What the exercise asks:
Every line holding the word "个百分点" counts once. Give the total, nothing more.

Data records
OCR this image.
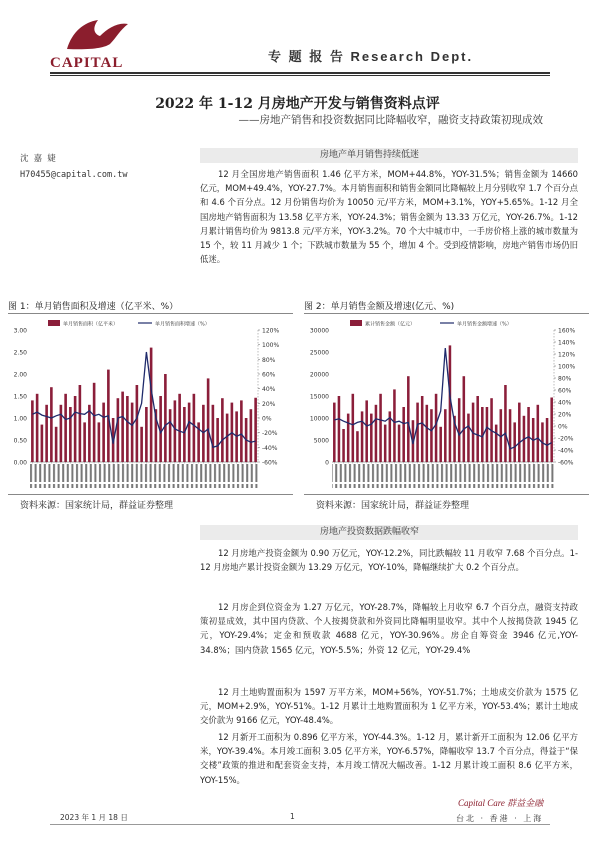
CAPITAL	专 题 报 告 Research Dept.
2022 年 1-12 月房地产开发与销售资料点评
——房地产销售和投资数据同比降幅收窄，融资支持政策初现成效
沈 嘉 婕
H70455@capital.com.tw
房地产单月销售持续低迷
12 月全国房地产销售面积 1.46 亿平方米，MOM+44.8%，YOY-31.5%；销售金额为 14660 亿元，MOM+49.4%，YOY-27.7%。本月销售面积和销售金额同比降幅较上月分别收窄 1.7 个百分点和 4.6 个百分点。12 月份销售均价为 10050 元/平方米，MOM+3.1%，YOY+5.65%。1-12 月全国房地产销售面积为 13.58 亿平方米，YOY-24.3%；销售金额为 13.33 万亿元，YOY-26.7%。1-12 月累计销售均价为 9813.8 元/平方米，YOY-3.2%。70 个大中城市中，一手房价格上涨的城市数量为 15 个，较 11 月减少 1 个；下跌城市数量为 55 个，增加 4 个。受到疫情影响，房地产销售市场仍旧低迷。
图 1：单月销售面积及增速（亿平米、%）	图 2：单月销售金额及增速(亿元、%)
3.00
2.50
2.00
1.50
1.00
0.50
0.00
120%
100%
80%
60%
40%
20%
0%
-20%
-40%
-60%
单月销售面积（亿平米）	单月销售面积增速（%）
30000
25000
20000
15000
10000
5000
0
160%
140%
120%
100%
80%
60%
40%
20%
0%
-20%
-40%
-60%
累计销售金额（亿元）	单月销售金额增速（%）
资料来源：国家统计局，群益证券整理	资料来源：国家统计局，群益证券整理
房地产投资数据跌幅收窄
12 月房地产投资金额为 0.90 万亿元，YOY-12.2%，同比跌幅较 11 月收窄 7.68 个百分点。1-12 月房地产累计投资金额为 13.29 万亿元，YOY-10%，降幅继续扩大 0.2 个百分点。
12 月房企到位资金为 1.27 万亿元，YOY-28.7%，降幅较上月收窄 6.7 个百分点，融资支持政策初显成效，其中国内贷款、个人按揭贷款和外资同比降幅明显收窄。其中个人按揭贷款 1945 亿元，YOY-29.4%；定金和预收款 4688 亿元，YOY-30.96%。房企自筹资金 3946 亿元,YOY-34.8%；国内贷款 1565 亿元，YOY-5.5%；外资 12 亿元，YOY-29.4%
12 月土地购置面积为 1597 万平方米，MOM+56%，YOY-51.7%；土地成交价款为 1575 亿元，MOM+2.9%，YOY-51%。1-12 月累计土地购置面积为 1 亿平方米，YOY-53.4%；累计土地成交价款为 9166 亿元，YOY-48.4%。
12 月新开工面积为 0.896 亿平方米，YOY-44.3%。1-12 月，累计新开工面积为 12.06 亿平方米，YOY-39.4%。本月竣工面积 3.05 亿平方米，YOY-6.57%，降幅收窄 13.7 个百分点，得益于“保交楼”政策的推进和配套资金支持，本月竣工情况大幅改善。1-12 月累计竣工面积 8.6 亿平方米，YOY-15%。
Capital Care 群益金融
2023 年 1 月 18 日	1	台北 · 香港 · 上海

Solution to this exercise:
4